- _WHAT IS BEING ASKED_
Only a number is wanted: how many lines in the records below contain "object"?

- _GIVEN DATA_
====================
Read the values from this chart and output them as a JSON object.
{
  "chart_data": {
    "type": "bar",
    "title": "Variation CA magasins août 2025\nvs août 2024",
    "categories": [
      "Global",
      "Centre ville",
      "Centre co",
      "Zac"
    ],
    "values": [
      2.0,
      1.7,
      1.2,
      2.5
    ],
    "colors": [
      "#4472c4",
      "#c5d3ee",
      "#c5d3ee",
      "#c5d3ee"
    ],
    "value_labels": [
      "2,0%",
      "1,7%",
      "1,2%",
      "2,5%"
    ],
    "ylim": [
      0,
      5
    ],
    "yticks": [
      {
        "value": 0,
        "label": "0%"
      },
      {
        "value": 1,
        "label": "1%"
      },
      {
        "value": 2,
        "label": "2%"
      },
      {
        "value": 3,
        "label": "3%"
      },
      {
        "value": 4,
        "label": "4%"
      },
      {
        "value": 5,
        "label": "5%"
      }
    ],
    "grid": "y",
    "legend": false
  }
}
====================
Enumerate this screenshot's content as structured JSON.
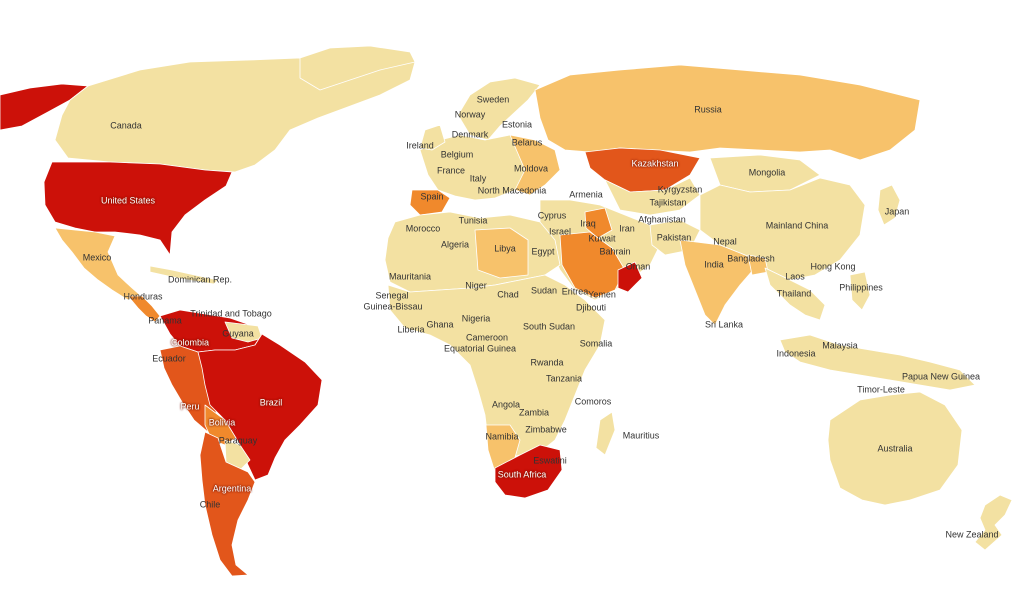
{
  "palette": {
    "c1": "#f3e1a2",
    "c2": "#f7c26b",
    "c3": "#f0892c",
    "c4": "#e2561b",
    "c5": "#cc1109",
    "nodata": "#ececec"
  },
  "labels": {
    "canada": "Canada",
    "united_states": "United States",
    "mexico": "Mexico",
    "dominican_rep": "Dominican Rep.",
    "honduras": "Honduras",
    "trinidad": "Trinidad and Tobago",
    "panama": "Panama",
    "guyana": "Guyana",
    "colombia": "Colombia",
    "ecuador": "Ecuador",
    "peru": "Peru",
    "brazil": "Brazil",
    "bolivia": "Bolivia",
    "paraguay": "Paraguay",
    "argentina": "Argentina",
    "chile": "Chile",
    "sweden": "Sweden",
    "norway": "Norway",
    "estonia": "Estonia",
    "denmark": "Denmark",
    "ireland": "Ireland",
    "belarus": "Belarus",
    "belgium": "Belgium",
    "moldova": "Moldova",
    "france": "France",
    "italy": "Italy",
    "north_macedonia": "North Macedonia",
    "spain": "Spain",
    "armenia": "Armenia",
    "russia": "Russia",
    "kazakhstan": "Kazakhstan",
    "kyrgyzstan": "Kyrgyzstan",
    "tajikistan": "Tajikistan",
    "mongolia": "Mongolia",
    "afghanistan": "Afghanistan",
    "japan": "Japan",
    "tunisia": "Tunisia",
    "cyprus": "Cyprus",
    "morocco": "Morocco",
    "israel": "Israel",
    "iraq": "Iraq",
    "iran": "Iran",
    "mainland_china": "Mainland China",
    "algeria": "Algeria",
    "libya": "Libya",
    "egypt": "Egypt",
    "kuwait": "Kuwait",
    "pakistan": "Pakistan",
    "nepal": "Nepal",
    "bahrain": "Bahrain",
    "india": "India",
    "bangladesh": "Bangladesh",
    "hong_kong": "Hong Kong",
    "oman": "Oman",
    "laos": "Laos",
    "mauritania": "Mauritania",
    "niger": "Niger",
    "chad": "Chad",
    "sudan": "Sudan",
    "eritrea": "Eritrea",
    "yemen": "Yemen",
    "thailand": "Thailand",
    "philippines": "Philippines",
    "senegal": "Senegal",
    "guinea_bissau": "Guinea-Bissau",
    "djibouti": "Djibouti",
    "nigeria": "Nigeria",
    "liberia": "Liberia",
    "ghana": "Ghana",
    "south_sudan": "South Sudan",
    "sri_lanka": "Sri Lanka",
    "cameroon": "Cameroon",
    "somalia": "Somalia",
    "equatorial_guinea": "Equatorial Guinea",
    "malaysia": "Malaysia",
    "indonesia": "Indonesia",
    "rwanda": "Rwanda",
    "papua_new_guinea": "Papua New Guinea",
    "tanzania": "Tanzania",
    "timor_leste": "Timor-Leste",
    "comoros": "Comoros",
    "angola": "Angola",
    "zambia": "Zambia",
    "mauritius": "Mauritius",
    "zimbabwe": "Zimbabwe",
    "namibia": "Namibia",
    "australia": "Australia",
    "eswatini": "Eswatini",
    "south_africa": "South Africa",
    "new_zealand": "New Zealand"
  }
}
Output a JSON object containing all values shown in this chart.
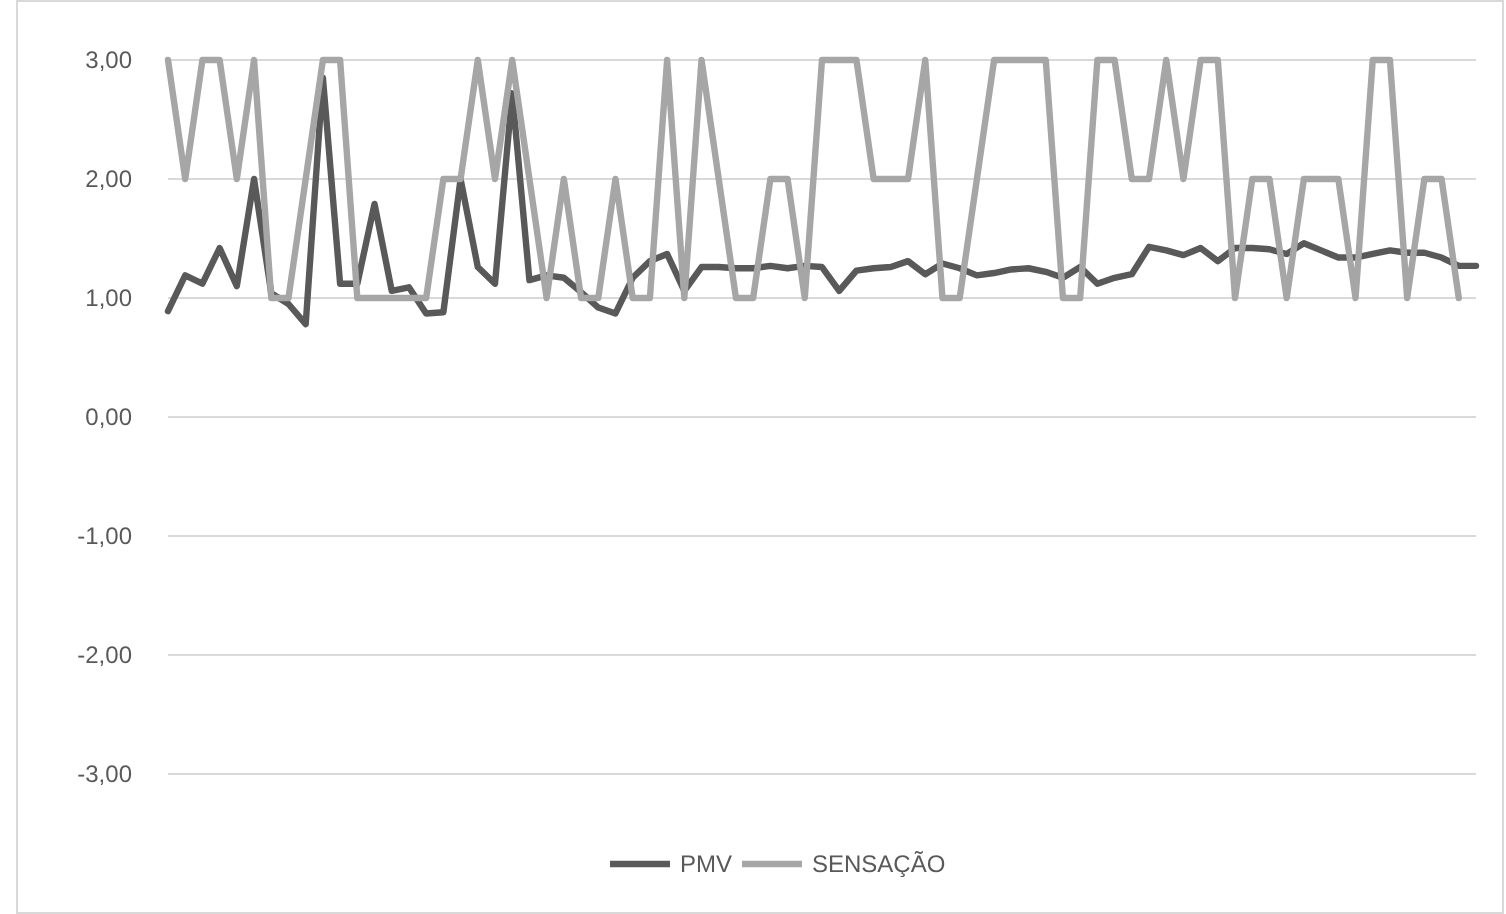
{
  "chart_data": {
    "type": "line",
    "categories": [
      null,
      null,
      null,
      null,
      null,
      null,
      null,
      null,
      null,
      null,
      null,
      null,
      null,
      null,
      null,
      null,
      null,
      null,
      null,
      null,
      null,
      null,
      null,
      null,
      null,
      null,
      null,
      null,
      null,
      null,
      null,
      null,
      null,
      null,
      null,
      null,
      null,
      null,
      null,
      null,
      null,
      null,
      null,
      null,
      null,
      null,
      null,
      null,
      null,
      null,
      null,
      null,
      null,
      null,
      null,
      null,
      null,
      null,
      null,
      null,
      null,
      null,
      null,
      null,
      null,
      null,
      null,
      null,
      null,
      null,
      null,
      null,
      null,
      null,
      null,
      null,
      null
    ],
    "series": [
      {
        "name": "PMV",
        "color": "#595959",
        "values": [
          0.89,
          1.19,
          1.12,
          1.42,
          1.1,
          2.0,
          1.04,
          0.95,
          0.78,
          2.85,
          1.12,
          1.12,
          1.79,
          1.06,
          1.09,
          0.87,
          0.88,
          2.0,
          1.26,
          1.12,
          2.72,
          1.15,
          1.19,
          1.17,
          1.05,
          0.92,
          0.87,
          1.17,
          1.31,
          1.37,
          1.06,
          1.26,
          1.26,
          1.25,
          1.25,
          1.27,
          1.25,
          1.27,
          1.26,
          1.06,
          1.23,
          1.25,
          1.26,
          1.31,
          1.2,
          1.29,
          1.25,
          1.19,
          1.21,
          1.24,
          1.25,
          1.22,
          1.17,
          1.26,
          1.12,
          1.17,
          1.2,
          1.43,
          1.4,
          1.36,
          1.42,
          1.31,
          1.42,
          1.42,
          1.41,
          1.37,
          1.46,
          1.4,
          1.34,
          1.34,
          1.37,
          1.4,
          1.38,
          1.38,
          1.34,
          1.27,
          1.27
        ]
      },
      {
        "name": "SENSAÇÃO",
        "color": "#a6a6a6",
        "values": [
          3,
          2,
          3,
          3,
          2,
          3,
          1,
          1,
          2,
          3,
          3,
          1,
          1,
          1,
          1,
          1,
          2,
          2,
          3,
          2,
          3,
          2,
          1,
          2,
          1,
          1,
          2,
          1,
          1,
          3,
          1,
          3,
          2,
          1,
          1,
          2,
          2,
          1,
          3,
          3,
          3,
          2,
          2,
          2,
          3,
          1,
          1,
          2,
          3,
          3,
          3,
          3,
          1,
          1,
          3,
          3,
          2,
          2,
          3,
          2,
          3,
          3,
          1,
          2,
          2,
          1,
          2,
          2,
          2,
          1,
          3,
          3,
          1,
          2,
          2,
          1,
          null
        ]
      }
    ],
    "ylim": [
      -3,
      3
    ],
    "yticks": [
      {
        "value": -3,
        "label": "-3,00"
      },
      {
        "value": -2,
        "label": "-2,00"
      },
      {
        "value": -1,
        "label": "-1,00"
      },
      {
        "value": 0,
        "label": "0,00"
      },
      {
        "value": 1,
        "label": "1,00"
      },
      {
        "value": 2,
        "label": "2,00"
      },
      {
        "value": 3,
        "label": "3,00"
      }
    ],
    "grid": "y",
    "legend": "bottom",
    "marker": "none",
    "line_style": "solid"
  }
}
====================
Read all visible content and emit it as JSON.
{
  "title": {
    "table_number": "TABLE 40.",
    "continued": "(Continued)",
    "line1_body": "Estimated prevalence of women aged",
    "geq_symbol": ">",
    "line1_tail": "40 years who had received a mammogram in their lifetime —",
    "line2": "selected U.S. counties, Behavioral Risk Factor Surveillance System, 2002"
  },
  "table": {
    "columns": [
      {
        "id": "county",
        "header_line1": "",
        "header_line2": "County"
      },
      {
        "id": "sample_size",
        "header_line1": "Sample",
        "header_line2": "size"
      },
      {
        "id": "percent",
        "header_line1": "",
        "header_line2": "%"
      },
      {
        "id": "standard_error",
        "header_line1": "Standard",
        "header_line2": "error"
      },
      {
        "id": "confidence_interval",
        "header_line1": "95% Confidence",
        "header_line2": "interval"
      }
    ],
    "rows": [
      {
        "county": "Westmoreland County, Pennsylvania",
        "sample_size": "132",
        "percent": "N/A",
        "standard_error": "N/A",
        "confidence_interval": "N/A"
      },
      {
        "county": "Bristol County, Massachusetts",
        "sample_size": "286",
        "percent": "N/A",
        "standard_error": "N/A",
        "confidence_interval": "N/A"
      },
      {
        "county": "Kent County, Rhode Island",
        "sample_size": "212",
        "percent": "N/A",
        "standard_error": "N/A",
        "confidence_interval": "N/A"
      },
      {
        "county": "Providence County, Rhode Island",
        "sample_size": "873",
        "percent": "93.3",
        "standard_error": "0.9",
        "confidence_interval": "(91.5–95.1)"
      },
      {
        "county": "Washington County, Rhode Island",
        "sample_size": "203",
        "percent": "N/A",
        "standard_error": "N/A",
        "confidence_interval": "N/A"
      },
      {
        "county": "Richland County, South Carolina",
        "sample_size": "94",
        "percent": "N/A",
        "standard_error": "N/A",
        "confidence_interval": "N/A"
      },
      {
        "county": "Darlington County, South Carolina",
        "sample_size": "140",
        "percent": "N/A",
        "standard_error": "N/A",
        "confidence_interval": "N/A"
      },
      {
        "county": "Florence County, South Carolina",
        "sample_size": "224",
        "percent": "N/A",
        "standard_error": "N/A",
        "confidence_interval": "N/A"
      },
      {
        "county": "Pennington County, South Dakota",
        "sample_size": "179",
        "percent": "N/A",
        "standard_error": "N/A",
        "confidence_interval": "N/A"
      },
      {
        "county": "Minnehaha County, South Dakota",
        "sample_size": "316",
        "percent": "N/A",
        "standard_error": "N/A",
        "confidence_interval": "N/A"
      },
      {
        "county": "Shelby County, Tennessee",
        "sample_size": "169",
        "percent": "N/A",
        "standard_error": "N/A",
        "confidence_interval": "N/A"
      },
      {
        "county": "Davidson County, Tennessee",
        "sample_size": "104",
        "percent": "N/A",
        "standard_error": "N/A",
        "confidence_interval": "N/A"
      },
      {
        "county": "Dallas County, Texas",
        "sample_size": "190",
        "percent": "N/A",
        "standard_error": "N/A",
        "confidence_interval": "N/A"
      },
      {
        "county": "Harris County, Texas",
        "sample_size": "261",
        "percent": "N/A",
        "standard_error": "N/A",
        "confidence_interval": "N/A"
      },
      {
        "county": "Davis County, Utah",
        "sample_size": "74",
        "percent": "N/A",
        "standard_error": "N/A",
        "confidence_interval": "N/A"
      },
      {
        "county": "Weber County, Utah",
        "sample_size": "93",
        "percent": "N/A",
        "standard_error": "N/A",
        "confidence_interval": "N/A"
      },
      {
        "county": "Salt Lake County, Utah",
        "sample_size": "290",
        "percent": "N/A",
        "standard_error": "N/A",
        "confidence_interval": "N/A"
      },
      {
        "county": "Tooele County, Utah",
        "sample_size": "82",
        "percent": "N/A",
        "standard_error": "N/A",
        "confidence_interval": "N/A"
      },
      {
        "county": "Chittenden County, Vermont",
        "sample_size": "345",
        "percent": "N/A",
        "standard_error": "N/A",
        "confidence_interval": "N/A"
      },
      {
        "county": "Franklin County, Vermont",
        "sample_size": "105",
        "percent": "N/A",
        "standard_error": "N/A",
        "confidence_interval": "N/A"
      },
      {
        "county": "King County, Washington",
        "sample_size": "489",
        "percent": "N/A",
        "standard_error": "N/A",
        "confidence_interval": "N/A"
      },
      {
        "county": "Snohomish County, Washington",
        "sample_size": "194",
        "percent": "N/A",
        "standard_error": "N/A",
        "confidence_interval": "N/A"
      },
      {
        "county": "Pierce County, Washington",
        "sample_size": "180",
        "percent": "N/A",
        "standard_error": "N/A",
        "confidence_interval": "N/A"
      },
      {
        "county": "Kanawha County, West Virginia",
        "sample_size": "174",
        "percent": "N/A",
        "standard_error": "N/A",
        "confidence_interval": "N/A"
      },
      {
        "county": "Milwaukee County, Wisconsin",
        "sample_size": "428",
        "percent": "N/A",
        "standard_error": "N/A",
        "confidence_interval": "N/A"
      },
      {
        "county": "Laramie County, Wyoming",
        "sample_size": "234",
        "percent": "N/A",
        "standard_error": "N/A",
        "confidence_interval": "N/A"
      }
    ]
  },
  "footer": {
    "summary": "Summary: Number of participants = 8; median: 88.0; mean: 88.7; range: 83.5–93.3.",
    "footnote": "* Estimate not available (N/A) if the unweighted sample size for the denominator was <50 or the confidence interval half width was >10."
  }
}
====================
- _SOLUTION TO THIS PROBLEM_
2